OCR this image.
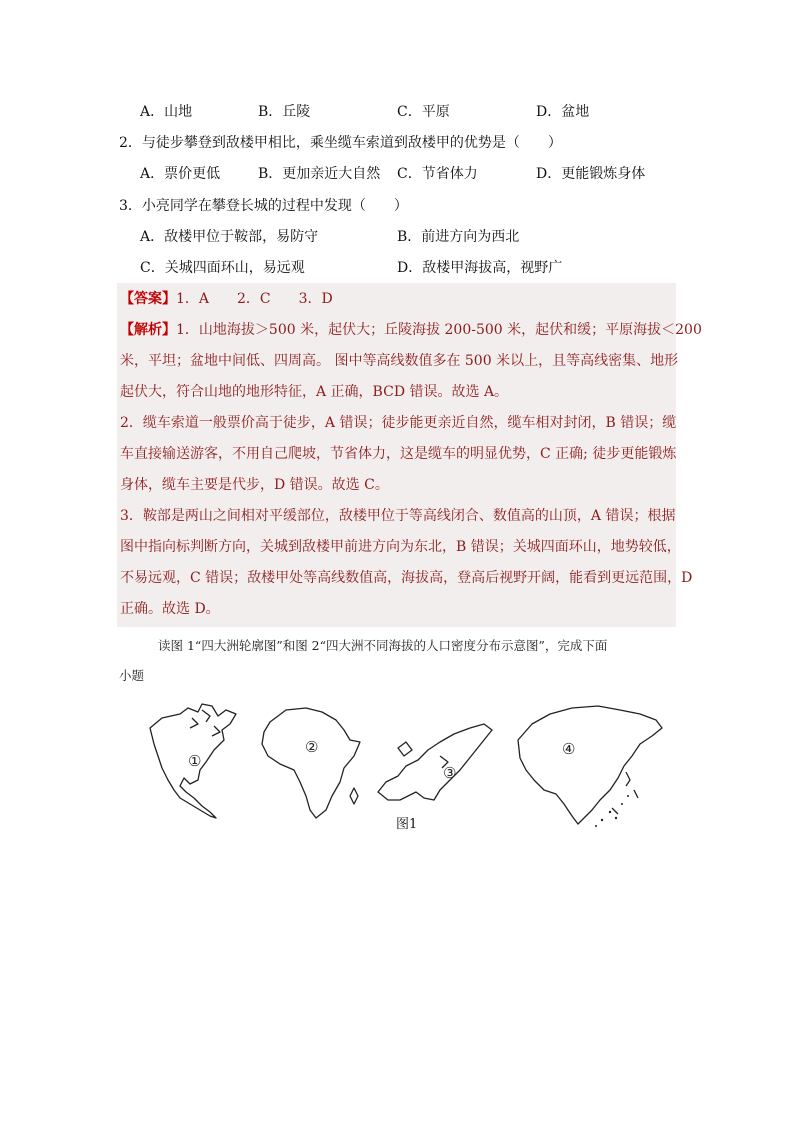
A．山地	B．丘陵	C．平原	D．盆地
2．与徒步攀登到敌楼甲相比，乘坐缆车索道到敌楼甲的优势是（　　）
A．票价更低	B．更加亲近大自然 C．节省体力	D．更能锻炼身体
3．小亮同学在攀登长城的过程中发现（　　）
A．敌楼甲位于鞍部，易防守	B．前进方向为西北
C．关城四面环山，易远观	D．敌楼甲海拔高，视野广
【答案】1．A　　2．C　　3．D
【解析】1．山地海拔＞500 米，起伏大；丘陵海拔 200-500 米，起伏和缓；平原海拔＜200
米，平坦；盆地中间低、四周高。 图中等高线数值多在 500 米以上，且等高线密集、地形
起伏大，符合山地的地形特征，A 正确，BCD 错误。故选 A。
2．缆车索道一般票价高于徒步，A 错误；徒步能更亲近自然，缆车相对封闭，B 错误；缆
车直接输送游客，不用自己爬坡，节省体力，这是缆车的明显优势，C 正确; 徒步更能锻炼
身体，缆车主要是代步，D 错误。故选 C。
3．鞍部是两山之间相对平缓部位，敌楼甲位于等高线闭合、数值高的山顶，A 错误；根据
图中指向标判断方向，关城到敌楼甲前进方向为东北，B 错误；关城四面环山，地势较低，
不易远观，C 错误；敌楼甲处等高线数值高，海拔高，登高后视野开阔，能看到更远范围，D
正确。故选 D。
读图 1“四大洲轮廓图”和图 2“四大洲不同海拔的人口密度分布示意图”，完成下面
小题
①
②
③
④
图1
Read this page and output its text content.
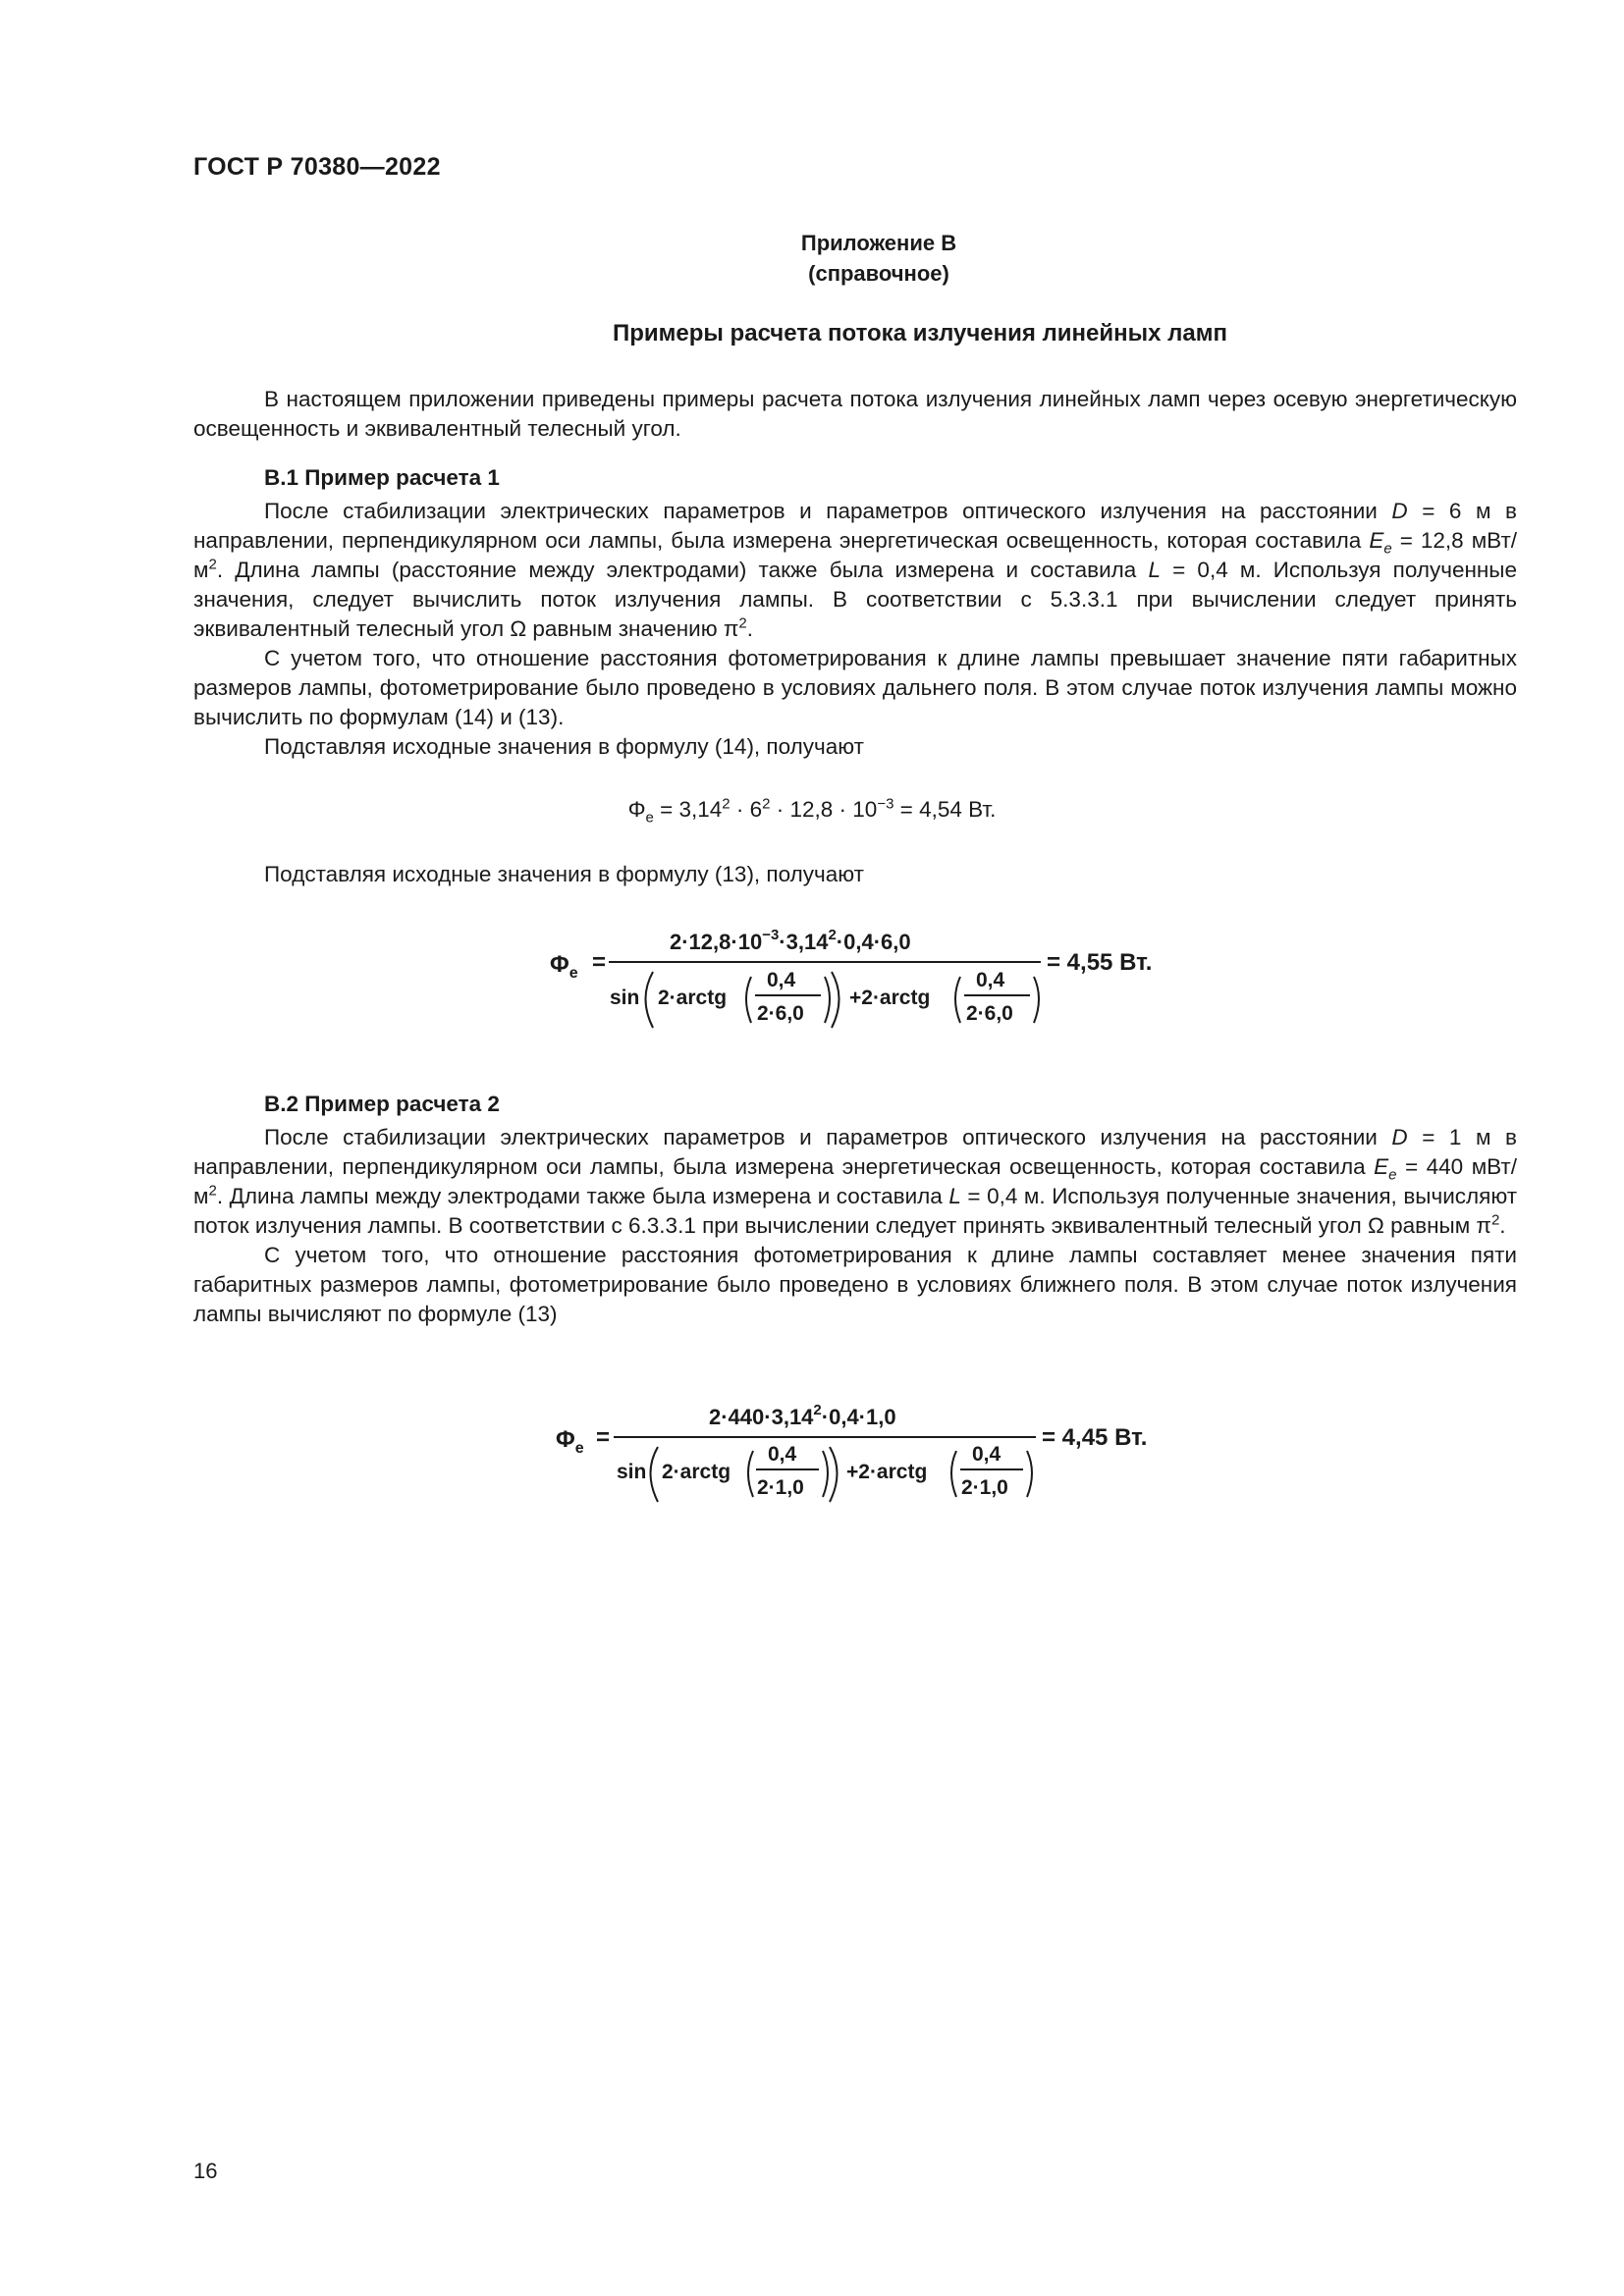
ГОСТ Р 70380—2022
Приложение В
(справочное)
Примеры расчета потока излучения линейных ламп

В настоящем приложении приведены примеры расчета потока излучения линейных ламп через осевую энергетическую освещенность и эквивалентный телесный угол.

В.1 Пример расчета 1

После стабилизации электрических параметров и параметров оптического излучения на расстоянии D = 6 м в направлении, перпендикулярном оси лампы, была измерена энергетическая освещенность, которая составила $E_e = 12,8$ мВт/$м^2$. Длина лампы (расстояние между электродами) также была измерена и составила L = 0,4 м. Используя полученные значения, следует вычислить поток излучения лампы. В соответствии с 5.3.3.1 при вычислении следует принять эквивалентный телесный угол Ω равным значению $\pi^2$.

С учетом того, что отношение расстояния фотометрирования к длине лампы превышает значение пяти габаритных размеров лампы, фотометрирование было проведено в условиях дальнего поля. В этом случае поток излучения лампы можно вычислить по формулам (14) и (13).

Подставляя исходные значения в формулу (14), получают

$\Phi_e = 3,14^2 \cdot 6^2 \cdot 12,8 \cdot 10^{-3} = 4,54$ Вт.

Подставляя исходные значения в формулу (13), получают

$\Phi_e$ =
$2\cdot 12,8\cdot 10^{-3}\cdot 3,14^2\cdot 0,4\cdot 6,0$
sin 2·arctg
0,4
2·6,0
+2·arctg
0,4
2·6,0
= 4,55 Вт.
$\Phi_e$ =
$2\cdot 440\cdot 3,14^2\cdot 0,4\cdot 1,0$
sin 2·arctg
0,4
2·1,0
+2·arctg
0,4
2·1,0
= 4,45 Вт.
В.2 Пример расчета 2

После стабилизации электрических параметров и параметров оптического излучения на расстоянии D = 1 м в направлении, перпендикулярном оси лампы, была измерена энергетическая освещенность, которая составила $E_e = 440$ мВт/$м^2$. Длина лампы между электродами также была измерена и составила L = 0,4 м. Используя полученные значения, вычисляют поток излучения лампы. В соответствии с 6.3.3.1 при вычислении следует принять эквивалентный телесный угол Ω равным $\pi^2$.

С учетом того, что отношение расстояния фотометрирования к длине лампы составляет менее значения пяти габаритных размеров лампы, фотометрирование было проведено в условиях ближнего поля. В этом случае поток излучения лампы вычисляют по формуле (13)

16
****************************************
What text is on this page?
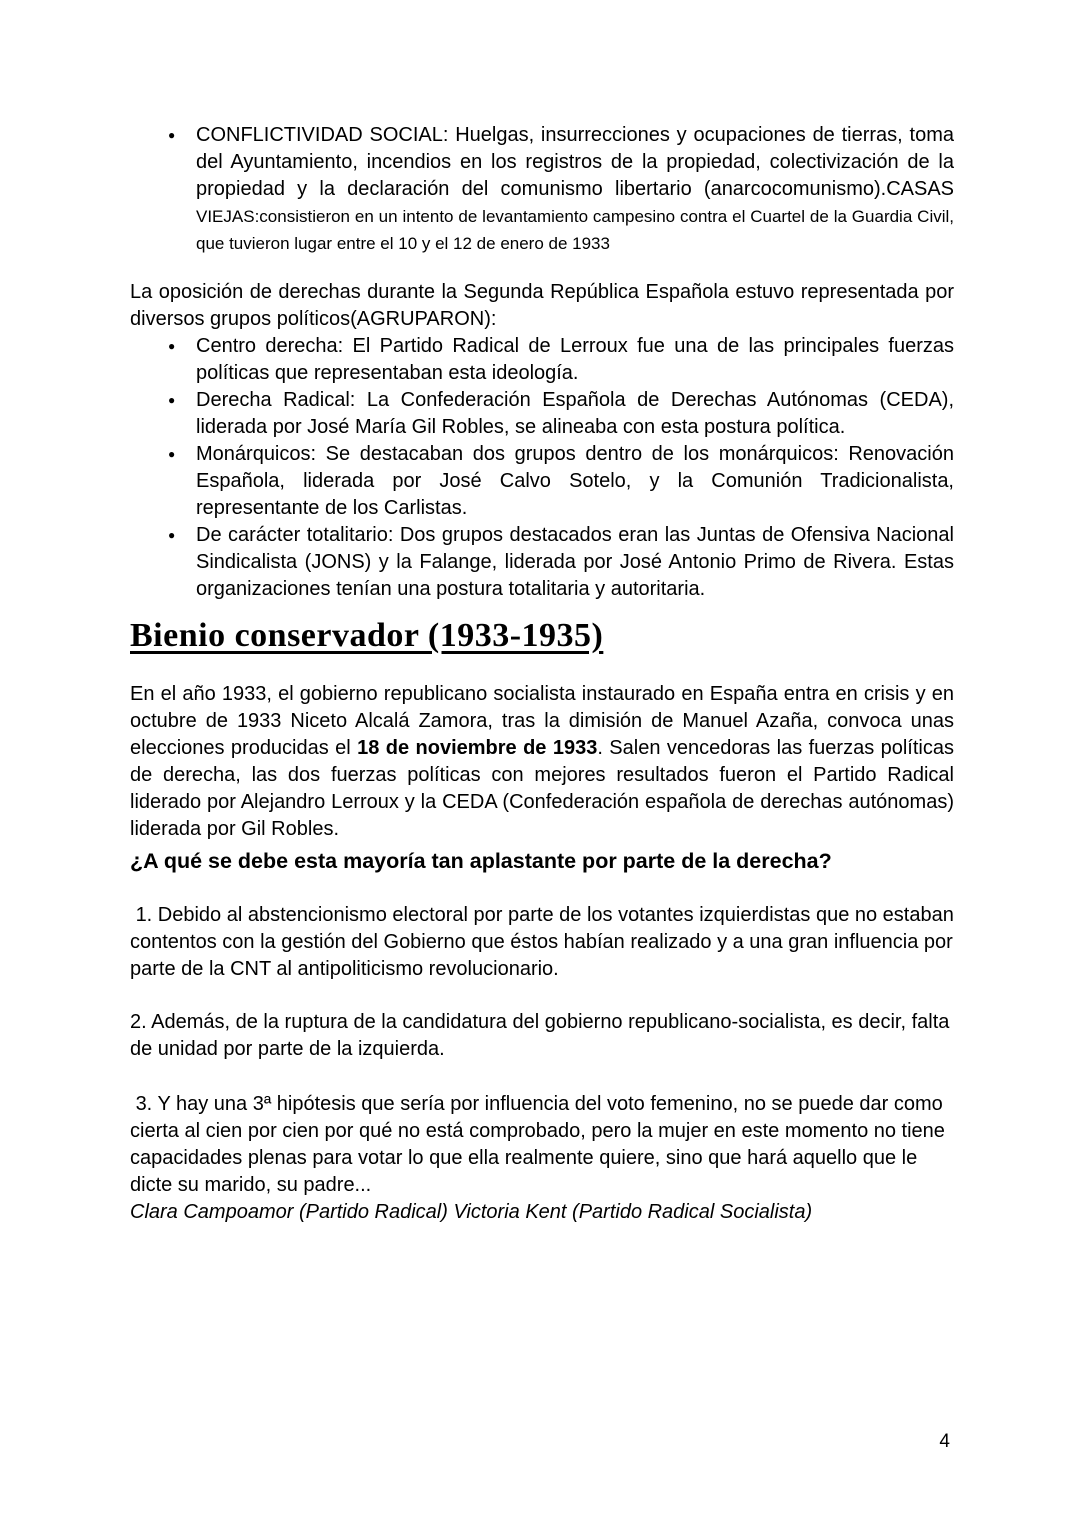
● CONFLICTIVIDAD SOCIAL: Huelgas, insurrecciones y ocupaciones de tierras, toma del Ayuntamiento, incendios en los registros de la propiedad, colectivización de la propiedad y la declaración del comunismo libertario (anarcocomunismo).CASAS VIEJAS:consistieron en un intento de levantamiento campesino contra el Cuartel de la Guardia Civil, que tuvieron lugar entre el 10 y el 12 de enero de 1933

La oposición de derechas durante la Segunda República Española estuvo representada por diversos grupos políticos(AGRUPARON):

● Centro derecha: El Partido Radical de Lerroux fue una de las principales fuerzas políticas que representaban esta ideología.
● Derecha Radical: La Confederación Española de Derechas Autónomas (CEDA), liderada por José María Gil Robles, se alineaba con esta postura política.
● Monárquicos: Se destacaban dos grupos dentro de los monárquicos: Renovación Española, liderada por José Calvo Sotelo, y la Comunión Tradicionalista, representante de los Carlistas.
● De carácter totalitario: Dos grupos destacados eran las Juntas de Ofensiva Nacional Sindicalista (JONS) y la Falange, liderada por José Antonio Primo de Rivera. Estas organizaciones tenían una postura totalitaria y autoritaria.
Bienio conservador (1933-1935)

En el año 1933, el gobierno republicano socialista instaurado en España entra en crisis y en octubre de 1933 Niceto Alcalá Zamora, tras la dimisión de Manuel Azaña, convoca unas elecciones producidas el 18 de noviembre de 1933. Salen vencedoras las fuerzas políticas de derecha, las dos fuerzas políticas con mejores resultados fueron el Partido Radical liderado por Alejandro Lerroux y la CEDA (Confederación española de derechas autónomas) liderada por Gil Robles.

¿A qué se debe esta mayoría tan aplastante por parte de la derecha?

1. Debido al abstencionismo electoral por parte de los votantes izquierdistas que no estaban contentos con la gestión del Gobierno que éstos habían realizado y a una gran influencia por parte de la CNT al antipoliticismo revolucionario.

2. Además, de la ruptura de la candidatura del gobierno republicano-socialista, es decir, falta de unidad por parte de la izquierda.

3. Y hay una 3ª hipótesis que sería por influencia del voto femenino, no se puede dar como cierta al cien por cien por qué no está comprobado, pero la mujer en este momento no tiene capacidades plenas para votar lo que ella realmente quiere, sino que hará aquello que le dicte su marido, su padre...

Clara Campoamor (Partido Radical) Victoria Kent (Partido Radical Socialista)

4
****************************************
Exercise brief. Find every line in the records that contains the word "длине"; copy those lines.

Final answer.
С учетом того, что отношение расстояния фотометрирования к длине лампы превышает значение пяти габаритных размеров лампы, фотометрирование было проведено в условиях дальнего поля. В этом случае поток излучения лампы можно вычислить по формулам (14) и (13).
С учетом того, что отношение расстояния фотометрирования к длине лампы составляет менее значения пяти габаритных размеров лампы, фотометрирование было проведено в условиях ближнего поля. В этом случае поток излучения лампы вычисляют по формуле (13)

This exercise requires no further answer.